**Written exercise:** Only a number is expected: how many lines in the data below contain the word "JSON".

**Stored data entries:**
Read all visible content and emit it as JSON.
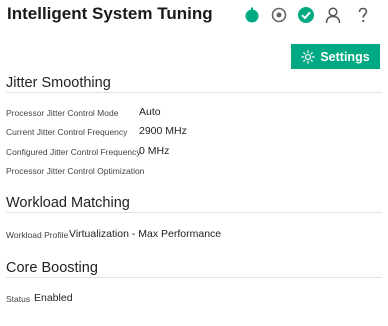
{
  "header": {
    "title": "Intelligent System Tuning",
    "icons": [
      "power-status-icon",
      "locator-icon",
      "health-ok-icon",
      "user-icon",
      "help-icon"
    ],
    "colors": {
      "power": "#01a982",
      "health": "#01a982",
      "icon_gray": "#666666"
    }
  },
  "toolbar": {
    "settings_label": "Settings",
    "accent": "#01a982"
  },
  "jitter_smoothing": {
    "title": "Jitter Smoothing",
    "rows": [
      {
        "label": "Processor Jitter Control Mode",
        "value": "Auto"
      },
      {
        "label": "Current Jitter Control Frequency",
        "value": "2900 MHz"
      },
      {
        "label": "Configured Jitter Control Frequency",
        "value": "0 MHz"
      },
      {
        "label": "Processor Jitter Control Optimization",
        "value": ""
      }
    ]
  },
  "workload_matching": {
    "title": "Workload Matching",
    "profile_label": "Workload Profile",
    "profile_value": "Virtualization - Max Performance"
  },
  "core_boosting": {
    "title": "Core Boosting",
    "status_label": "Status",
    "status_value": "Enabled"
  }
}
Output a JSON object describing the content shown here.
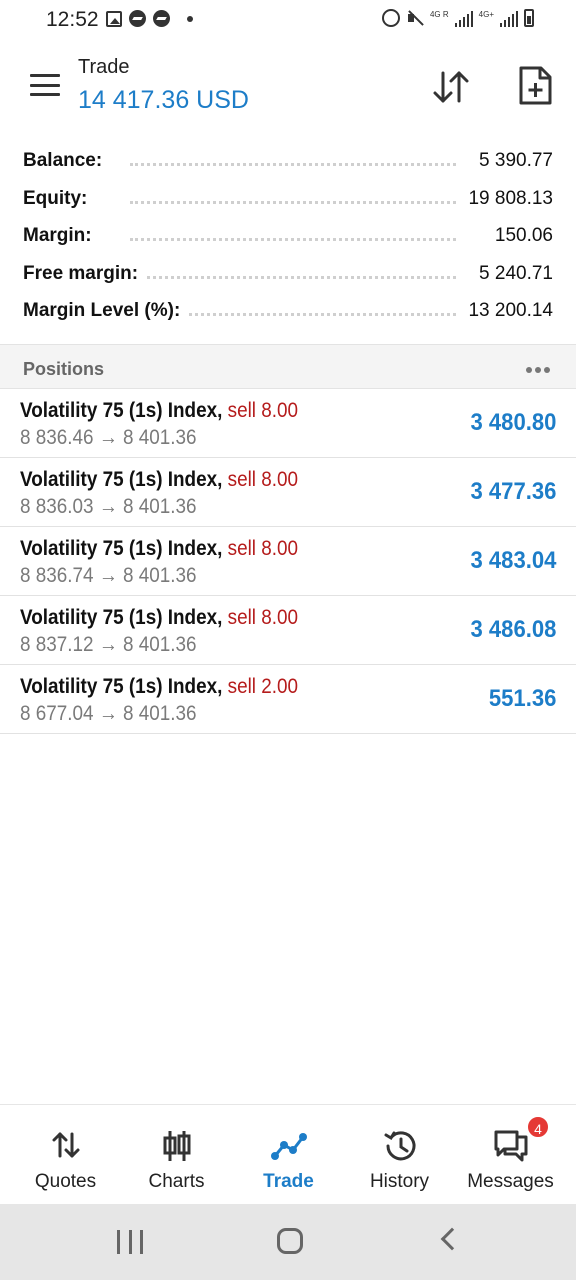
{
  "status_bar": {
    "time": "12:52",
    "left_icons": [
      "gallery-icon",
      "messenger-icon",
      "messenger-icon",
      "dot-icon"
    ],
    "right_icons": [
      "alarm-icon",
      "mute-icon",
      "signal-icon",
      "signal-icon",
      "battery-icon"
    ],
    "sim1_tag": "4G R",
    "sim2_tag": "4G+"
  },
  "header": {
    "title": "Trade",
    "balance": "14 417.36 USD",
    "accent_color": "#1d7dc8"
  },
  "summary": [
    {
      "label": "Balance:",
      "value": "5 390.77"
    },
    {
      "label": "Equity:",
      "value": "19 808.13"
    },
    {
      "label": "Margin:",
      "value": "150.06"
    },
    {
      "label": "Free margin:",
      "value": "5 240.71"
    },
    {
      "label": "Margin Level (%):",
      "value": "13 200.14"
    }
  ],
  "positions": {
    "title": "Positions",
    "items": [
      {
        "symbol": "Volatility 75 (1s) Index,",
        "side": "sell 8.00",
        "prices": "8 836.46 → 8 401.36",
        "profit": "3 480.80"
      },
      {
        "symbol": "Volatility 75 (1s) Index,",
        "side": "sell 8.00",
        "prices": "8 836.03 → 8 401.36",
        "profit": "3 477.36"
      },
      {
        "symbol": "Volatility 75 (1s) Index,",
        "side": "sell 8.00",
        "prices": "8 836.74 → 8 401.36",
        "profit": "3 483.04"
      },
      {
        "symbol": "Volatility 75 (1s) Index,",
        "side": "sell 8.00",
        "prices": "8 837.12 → 8 401.36",
        "profit": "3 486.08"
      },
      {
        "symbol": "Volatility 75 (1s) Index,",
        "side": "sell 2.00",
        "prices": "8 677.04 → 8 401.36",
        "profit": "551.36"
      }
    ]
  },
  "bottom_nav": {
    "items": [
      {
        "label": "Quotes",
        "icon": "quotes-icon"
      },
      {
        "label": "Charts",
        "icon": "charts-icon"
      },
      {
        "label": "Trade",
        "icon": "trade-icon",
        "active": true
      },
      {
        "label": "History",
        "icon": "history-icon"
      },
      {
        "label": "Messages",
        "icon": "messages-icon",
        "badge": "4"
      }
    ]
  }
}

**Task response:** 2